## JOB
Would you extract the whole listing below and retype it exactly?

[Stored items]

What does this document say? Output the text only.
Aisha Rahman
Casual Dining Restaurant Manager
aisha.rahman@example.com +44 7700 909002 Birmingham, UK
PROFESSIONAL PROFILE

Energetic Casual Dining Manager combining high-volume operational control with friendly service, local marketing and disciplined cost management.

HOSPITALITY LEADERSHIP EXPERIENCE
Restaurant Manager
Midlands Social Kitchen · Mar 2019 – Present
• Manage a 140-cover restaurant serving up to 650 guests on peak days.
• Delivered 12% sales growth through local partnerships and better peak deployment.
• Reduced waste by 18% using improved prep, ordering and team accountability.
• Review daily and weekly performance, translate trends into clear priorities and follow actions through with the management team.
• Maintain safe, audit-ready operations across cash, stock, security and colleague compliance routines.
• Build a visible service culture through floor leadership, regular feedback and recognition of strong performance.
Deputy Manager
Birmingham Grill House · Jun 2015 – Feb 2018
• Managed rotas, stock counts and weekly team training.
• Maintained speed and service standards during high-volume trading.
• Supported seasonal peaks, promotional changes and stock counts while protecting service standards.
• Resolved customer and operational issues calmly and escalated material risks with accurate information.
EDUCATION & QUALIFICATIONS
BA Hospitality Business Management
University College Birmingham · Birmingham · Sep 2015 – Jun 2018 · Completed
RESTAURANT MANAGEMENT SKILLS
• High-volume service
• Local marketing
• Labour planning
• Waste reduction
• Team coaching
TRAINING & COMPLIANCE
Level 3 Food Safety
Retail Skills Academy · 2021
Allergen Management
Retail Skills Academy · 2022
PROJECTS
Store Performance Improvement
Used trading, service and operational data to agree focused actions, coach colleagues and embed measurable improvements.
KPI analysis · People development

## THE COMPLETED TASK
What does this document say? Output the text only.
Aisha Rahman
Casual Dining Restaurant Manager
aisha.rahman@example.com +44 7700 909002 Birmingham, UK
PROFESSIONAL PROFILE

Energetic Casual Dining Manager combining high-volume operational control with friendly service, local marketing and disciplined cost management.

HOSPITALITY LEADERSHIP EXPERIENCE
Restaurant Manager
Midlands Social Kitchen · Mar 2019 – Present
• Manage a 140-cover restaurant serving up to 650 guests on peak days.
• Delivered 12% sales growth through local partnerships and better peak deployment.
• Reduced waste by 18% using improved prep, ordering and team accountability.
• Review daily and weekly performance, translate trends into clear priorities and follow actions through with the management team.
• Maintain safe, audit-ready operations across cash, stock, security and colleague compliance routines.
• Build a visible service culture through floor leadership, regular feedback and recognition of strong performance.
Deputy Manager
Birmingham Grill House · Jun 2015 – Feb 2018
• Managed rotas, stock counts and weekly team training.
• Maintained speed and service standards during high-volume trading.
• Supported seasonal peaks, promotional changes and stock counts while protecting service standards.
• Resolved customer and operational issues calmly and escalated material risks with accurate information.
EDUCATION & QUALIFICATIONS
BA Hospitality Business Management
University College Birmingham · Birmingham · Sep 2015 – Jun 2018 · Completed
RESTAURANT MANAGEMENT SKILLS
• High-volume service
• Local marketing
• Labour planning
• Waste reduction
• Team coaching
TRAINING & COMPLIANCE
Level 3 Food Safety
Retail Skills Academy · 2021
Allergen Management
Retail Skills Academy · 2022
PROJECTS
Store Performance Improvement
Used trading, service and operational data to agree focused actions, coach colleagues and embed measurable improvements.
KPI analysis · People development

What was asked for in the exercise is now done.